**To do:** Tally the lines in the following entries that include the word "information"; state only the total.

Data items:

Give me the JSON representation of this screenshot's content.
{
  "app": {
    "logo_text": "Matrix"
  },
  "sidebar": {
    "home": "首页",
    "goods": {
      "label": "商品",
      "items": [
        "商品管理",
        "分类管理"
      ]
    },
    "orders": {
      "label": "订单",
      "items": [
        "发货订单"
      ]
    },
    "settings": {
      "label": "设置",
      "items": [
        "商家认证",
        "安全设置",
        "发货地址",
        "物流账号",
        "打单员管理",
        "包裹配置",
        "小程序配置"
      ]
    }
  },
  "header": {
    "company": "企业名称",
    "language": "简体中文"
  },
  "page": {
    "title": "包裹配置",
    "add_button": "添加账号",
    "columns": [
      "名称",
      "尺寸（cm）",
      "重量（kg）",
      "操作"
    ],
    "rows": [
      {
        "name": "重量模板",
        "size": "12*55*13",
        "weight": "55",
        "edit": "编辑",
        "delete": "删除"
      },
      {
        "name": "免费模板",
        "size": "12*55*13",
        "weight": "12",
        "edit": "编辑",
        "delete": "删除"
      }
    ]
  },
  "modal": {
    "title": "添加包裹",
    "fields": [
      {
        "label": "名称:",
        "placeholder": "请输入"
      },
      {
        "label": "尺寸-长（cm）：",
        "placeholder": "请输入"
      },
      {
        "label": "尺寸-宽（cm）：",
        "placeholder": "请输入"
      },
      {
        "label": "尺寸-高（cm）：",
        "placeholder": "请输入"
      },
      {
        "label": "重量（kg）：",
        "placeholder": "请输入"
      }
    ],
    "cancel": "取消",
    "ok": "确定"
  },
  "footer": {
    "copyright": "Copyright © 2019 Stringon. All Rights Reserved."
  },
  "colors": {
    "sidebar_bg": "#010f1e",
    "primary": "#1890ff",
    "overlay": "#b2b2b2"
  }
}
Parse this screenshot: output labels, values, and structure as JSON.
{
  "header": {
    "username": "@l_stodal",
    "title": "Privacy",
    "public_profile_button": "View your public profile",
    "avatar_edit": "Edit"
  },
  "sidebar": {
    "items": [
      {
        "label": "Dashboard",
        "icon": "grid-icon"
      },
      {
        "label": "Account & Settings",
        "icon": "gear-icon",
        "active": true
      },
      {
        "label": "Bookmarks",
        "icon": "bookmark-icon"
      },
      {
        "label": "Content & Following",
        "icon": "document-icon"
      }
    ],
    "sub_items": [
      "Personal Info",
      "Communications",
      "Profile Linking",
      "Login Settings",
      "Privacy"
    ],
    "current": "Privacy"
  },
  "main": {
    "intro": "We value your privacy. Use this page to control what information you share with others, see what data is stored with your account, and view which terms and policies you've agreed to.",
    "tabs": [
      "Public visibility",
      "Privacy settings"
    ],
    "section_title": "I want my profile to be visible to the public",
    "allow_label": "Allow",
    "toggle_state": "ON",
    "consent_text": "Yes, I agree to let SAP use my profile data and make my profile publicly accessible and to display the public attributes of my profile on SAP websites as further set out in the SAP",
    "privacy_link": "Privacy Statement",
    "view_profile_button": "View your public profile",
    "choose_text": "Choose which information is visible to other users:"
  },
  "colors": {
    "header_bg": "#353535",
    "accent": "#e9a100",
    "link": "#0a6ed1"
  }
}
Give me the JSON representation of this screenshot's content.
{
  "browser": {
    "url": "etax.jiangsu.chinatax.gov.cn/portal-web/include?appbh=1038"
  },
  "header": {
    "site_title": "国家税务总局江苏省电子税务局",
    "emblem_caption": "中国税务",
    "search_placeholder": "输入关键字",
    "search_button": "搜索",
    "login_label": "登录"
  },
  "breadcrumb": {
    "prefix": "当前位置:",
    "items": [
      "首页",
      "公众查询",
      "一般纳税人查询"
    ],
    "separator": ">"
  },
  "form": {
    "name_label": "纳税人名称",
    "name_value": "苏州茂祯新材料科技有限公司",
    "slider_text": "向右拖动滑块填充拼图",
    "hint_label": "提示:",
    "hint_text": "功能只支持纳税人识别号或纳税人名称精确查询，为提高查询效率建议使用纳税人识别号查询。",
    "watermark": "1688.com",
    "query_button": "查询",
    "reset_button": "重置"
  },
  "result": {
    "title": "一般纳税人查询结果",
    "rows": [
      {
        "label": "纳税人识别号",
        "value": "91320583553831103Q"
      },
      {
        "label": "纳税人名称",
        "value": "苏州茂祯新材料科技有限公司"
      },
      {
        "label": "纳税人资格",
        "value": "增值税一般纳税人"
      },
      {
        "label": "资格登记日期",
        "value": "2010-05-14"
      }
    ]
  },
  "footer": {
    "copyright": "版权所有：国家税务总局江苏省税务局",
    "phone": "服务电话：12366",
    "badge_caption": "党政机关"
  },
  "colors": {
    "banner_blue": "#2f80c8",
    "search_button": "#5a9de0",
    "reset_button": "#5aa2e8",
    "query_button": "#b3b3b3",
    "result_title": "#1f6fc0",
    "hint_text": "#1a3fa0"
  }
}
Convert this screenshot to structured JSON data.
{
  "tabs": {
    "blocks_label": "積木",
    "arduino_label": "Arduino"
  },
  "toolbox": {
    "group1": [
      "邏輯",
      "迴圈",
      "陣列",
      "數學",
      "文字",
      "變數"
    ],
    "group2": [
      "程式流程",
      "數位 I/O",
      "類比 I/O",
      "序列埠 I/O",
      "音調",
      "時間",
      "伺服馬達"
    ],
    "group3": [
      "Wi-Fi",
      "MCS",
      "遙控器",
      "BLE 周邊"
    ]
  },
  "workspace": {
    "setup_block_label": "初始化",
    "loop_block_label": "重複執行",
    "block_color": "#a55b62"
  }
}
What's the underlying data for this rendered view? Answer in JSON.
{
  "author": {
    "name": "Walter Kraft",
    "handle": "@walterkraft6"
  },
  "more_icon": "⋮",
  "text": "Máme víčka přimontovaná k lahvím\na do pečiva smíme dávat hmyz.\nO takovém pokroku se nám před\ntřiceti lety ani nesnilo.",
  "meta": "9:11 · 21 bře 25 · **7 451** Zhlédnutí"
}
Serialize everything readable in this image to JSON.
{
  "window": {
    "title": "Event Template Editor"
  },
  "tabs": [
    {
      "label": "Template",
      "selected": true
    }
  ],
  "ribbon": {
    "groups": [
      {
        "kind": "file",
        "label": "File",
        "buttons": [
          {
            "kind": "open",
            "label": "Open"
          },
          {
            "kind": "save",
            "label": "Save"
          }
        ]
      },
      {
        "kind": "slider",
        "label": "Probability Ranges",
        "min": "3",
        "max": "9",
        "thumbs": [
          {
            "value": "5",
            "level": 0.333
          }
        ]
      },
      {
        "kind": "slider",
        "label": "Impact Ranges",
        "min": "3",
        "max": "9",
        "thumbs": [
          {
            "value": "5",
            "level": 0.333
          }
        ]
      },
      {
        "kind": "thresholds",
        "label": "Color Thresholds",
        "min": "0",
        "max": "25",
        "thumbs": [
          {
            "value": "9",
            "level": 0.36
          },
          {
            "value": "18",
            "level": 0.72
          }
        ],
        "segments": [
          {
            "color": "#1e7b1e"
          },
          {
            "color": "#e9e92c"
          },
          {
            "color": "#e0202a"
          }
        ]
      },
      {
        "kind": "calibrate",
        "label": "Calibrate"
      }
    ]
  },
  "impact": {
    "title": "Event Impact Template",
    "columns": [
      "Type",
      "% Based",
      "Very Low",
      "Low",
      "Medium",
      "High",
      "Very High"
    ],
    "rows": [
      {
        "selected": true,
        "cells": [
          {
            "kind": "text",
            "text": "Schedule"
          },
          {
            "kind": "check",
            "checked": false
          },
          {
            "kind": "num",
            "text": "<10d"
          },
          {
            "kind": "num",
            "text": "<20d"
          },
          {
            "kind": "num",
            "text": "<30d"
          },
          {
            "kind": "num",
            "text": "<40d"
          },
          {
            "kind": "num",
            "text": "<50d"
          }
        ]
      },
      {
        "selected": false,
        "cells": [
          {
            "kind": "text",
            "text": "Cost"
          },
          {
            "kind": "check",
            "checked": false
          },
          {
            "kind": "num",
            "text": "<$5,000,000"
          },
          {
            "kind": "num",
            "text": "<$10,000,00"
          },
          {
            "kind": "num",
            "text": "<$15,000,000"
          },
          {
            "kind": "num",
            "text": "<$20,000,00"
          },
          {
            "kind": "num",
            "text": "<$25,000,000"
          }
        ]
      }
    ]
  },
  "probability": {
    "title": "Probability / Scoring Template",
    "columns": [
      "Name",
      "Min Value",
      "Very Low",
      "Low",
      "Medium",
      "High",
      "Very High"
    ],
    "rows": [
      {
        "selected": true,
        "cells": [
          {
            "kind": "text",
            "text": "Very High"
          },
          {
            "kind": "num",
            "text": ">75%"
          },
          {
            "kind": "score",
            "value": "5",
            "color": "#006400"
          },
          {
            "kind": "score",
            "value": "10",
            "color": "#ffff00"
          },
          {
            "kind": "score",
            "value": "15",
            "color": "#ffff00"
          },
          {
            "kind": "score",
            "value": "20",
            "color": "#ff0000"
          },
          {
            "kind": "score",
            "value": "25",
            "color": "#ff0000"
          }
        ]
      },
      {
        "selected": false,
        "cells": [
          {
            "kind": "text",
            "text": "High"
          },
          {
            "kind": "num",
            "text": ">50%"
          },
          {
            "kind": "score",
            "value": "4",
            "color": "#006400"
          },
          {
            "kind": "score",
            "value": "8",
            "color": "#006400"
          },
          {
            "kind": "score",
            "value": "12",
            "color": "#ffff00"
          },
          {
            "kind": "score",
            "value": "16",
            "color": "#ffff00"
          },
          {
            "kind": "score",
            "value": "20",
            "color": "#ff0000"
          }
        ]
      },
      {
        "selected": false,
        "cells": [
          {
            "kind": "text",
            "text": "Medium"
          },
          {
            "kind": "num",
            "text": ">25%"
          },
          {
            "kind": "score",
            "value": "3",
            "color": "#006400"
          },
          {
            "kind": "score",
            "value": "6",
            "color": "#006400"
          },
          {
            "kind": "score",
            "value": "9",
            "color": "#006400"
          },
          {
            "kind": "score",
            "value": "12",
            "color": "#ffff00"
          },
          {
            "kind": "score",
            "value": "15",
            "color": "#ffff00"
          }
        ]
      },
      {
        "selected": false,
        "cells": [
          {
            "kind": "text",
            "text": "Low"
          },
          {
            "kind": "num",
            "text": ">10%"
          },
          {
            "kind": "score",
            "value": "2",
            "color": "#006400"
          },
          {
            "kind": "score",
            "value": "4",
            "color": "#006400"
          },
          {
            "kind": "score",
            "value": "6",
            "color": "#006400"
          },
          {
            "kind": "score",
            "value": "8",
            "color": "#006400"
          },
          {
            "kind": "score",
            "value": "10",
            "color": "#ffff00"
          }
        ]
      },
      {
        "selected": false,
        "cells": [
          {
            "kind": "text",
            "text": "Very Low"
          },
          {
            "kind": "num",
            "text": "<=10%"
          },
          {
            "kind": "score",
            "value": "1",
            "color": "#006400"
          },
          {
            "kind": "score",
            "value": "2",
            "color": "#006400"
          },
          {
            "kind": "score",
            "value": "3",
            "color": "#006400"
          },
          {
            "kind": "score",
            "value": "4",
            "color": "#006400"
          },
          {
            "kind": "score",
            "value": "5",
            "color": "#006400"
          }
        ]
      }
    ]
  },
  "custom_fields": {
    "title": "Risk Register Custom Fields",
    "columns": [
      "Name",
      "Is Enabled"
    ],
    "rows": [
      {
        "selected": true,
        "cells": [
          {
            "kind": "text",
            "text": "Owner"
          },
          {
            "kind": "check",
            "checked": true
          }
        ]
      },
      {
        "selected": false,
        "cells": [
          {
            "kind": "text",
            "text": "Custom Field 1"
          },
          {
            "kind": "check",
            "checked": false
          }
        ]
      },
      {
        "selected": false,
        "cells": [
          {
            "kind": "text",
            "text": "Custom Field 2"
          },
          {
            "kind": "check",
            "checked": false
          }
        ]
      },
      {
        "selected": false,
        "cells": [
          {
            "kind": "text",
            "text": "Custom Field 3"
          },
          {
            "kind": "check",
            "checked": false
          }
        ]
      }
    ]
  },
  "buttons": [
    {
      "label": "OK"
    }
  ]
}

**Completed task:** 2